**AIM**. Reproduce each of the following records line for line, without any changes.
─── WORKING DATA
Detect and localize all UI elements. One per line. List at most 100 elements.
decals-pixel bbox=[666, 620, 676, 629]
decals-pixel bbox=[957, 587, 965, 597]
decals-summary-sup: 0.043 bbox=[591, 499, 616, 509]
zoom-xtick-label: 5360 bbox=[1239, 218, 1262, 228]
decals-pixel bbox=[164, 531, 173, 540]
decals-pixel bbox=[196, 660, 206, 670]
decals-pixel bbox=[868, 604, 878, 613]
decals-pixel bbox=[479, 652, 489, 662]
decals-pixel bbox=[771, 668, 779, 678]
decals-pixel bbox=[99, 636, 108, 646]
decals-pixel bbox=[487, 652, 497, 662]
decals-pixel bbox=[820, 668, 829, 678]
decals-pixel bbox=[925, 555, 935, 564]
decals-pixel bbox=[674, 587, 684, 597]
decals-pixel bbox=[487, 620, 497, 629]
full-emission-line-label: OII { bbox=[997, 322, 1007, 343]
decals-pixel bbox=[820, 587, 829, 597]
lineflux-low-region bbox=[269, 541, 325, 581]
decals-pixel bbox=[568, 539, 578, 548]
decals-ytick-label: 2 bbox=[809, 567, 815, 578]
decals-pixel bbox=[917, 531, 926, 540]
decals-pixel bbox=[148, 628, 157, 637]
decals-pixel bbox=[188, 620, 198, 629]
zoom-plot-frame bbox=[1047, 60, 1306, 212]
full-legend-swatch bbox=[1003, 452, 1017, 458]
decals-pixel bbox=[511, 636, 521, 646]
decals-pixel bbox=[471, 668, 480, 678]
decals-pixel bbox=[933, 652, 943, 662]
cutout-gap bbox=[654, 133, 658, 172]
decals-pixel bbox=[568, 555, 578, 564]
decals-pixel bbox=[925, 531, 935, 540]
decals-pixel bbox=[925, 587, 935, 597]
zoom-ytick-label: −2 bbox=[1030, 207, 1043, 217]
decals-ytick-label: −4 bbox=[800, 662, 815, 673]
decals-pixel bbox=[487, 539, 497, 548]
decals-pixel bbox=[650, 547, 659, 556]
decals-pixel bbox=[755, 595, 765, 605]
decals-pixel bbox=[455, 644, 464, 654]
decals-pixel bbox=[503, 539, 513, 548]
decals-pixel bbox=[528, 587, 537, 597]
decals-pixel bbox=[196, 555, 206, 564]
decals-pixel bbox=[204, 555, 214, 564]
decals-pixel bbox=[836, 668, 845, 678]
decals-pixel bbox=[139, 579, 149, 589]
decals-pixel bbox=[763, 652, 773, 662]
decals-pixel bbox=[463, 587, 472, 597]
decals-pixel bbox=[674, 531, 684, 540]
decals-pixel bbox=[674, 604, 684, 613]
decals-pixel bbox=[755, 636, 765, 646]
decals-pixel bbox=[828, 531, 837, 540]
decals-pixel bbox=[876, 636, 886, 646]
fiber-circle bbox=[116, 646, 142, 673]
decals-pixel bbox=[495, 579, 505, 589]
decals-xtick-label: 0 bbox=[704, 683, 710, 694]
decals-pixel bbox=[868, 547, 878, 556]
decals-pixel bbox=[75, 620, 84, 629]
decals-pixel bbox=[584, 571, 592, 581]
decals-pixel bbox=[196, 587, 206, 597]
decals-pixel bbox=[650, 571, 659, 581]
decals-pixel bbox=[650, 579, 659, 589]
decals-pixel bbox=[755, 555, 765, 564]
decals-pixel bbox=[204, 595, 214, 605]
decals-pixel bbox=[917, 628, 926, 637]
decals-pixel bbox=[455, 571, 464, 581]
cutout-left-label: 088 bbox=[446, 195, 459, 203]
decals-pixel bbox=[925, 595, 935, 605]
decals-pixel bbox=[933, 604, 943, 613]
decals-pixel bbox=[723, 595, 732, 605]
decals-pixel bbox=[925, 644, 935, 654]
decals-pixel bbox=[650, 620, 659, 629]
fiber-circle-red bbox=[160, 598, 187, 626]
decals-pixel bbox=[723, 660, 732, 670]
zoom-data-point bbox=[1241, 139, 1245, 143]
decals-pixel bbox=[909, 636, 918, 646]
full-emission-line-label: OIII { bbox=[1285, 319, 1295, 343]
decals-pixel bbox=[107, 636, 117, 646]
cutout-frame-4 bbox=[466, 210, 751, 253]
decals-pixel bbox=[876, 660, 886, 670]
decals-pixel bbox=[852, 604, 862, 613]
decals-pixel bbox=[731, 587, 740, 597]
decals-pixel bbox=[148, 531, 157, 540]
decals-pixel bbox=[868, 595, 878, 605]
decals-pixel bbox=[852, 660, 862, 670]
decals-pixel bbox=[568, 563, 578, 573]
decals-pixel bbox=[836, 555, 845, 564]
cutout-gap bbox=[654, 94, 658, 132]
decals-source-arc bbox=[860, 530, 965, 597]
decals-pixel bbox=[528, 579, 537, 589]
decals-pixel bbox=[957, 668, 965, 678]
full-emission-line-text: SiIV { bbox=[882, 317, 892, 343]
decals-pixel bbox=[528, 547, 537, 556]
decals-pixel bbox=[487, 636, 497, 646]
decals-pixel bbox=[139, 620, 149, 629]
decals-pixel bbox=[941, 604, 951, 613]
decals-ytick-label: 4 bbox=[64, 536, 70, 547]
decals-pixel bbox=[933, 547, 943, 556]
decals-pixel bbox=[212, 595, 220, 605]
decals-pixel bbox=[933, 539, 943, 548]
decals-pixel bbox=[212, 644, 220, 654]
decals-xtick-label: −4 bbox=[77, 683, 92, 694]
──────
**REPLY TO THE EXERCISE**.
Detect and localize all UI elements. One per line. List at most 100 elements.
decals-pixel bbox=[666, 620, 676, 629]
decals-pixel bbox=[957, 587, 965, 597]
decals-summary-sup: 0.043 bbox=[591, 499, 616, 509]
zoom-xtick-label: 5360 bbox=[1239, 218, 1262, 228]
decals-pixel bbox=[164, 531, 173, 540]
decals-pixel bbox=[196, 660, 206, 670]
decals-pixel bbox=[868, 604, 878, 613]
decals-pixel bbox=[479, 652, 489, 662]
decals-pixel bbox=[771, 668, 779, 678]
decals-pixel bbox=[99, 636, 108, 646]
decals-pixel bbox=[487, 652, 497, 662]
decals-pixel bbox=[820, 668, 829, 678]
decals-pixel bbox=[925, 555, 935, 564]
decals-pixel bbox=[674, 587, 684, 597]
decals-pixel bbox=[487, 620, 497, 629]
full-emission-line-label: OII { bbox=[997, 322, 1007, 343]
decals-pixel bbox=[820, 587, 829, 597]
lineflux-low-region bbox=[269, 541, 325, 581]
decals-pixel bbox=[568, 539, 578, 548]
decals-ytick-label: 2 bbox=[809, 567, 815, 578]
decals-pixel bbox=[917, 531, 926, 540]
decals-pixel bbox=[148, 628, 157, 637]
decals-pixel bbox=[188, 620, 198, 629]
zoom-plot-frame bbox=[1047, 60, 1306, 212]
full-legend-swatch bbox=[1003, 452, 1017, 458]
decals-pixel bbox=[511, 636, 521, 646]
decals-pixel bbox=[471, 668, 480, 678]
decals-pixel bbox=[933, 652, 943, 662]
cutout-gap bbox=[654, 133, 658, 172]
decals-pixel bbox=[568, 555, 578, 564]
decals-pixel bbox=[925, 531, 935, 540]
decals-pixel bbox=[925, 587, 935, 597]
zoom-ytick-label: −2 bbox=[1030, 207, 1043, 217]
decals-ytick-label: −4 bbox=[800, 662, 815, 673]
decals-pixel bbox=[487, 539, 497, 548]
decals-pixel bbox=[650, 547, 659, 556]
decals-pixel bbox=[755, 595, 765, 605]
decals-pixel bbox=[455, 644, 464, 654]
decals-pixel bbox=[503, 539, 513, 548]
decals-pixel bbox=[528, 587, 537, 597]
decals-pixel bbox=[196, 555, 206, 564]
decals-pixel bbox=[204, 555, 214, 564]
decals-pixel bbox=[836, 668, 845, 678]
decals-pixel bbox=[139, 579, 149, 589]
decals-pixel bbox=[763, 652, 773, 662]
decals-pixel bbox=[463, 587, 472, 597]
decals-pixel bbox=[674, 531, 684, 540]
decals-pixel bbox=[674, 604, 684, 613]
decals-pixel bbox=[755, 636, 765, 646]
decals-pixel bbox=[828, 531, 837, 540]
decals-pixel bbox=[876, 636, 886, 646]
fiber-circle bbox=[116, 646, 142, 673]
decals-pixel bbox=[495, 579, 505, 589]
decals-xtick-label: 0 bbox=[704, 683, 710, 694]
decals-pixel bbox=[868, 547, 878, 556]
decals-pixel bbox=[75, 620, 84, 629]
decals-pixel bbox=[584, 571, 592, 581]
decals-pixel bbox=[196, 587, 206, 597]
decals-pixel bbox=[650, 571, 659, 581]
decals-pixel bbox=[650, 579, 659, 589]
decals-pixel bbox=[755, 555, 765, 564]
decals-pixel bbox=[204, 595, 214, 605]
decals-pixel bbox=[917, 628, 926, 637]
decals-pixel bbox=[455, 571, 464, 581]
cutout-left-label: 088 bbox=[446, 195, 459, 203]
decals-pixel bbox=[925, 595, 935, 605]
decals-pixel bbox=[933, 604, 943, 613]
decals-pixel bbox=[723, 595, 732, 605]
decals-pixel bbox=[925, 644, 935, 654]
decals-pixel bbox=[650, 620, 659, 629]
fiber-circle-red bbox=[160, 598, 187, 626]
decals-pixel bbox=[723, 660, 732, 670]
zoom-data-point bbox=[1241, 139, 1245, 143]
decals-pixel bbox=[909, 636, 918, 646]
full-emission-line-label: OIII { bbox=[1285, 319, 1295, 343]
decals-pixel bbox=[107, 636, 117, 646]
cutout-frame-4 bbox=[466, 210, 751, 253]
decals-pixel bbox=[876, 660, 886, 670]
decals-pixel bbox=[852, 604, 862, 613]
decals-pixel bbox=[731, 587, 740, 597]
decals-pixel bbox=[148, 531, 157, 540]
decals-pixel bbox=[868, 595, 878, 605]
decals-pixel bbox=[852, 660, 862, 670]
decals-pixel bbox=[568, 563, 578, 573]
decals-pixel bbox=[836, 555, 845, 564]
cutout-gap bbox=[654, 94, 658, 132]
decals-source-arc bbox=[860, 530, 965, 597]
decals-pixel bbox=[528, 579, 537, 589]
decals-pixel bbox=[957, 668, 965, 678]
full-emission-line-text: SiIV { bbox=[882, 317, 892, 343]
decals-pixel bbox=[528, 547, 537, 556]
decals-pixel bbox=[487, 636, 497, 646]
decals-pixel bbox=[139, 620, 149, 629]
decals-pixel bbox=[941, 604, 951, 613]
decals-ytick-label: 4 bbox=[64, 536, 70, 547]
decals-pixel bbox=[933, 547, 943, 556]
decals-pixel bbox=[212, 595, 220, 605]
decals-pixel bbox=[933, 539, 943, 548]
decals-pixel bbox=[212, 644, 220, 654]
decals-xtick-label: −4 bbox=[77, 683, 92, 694]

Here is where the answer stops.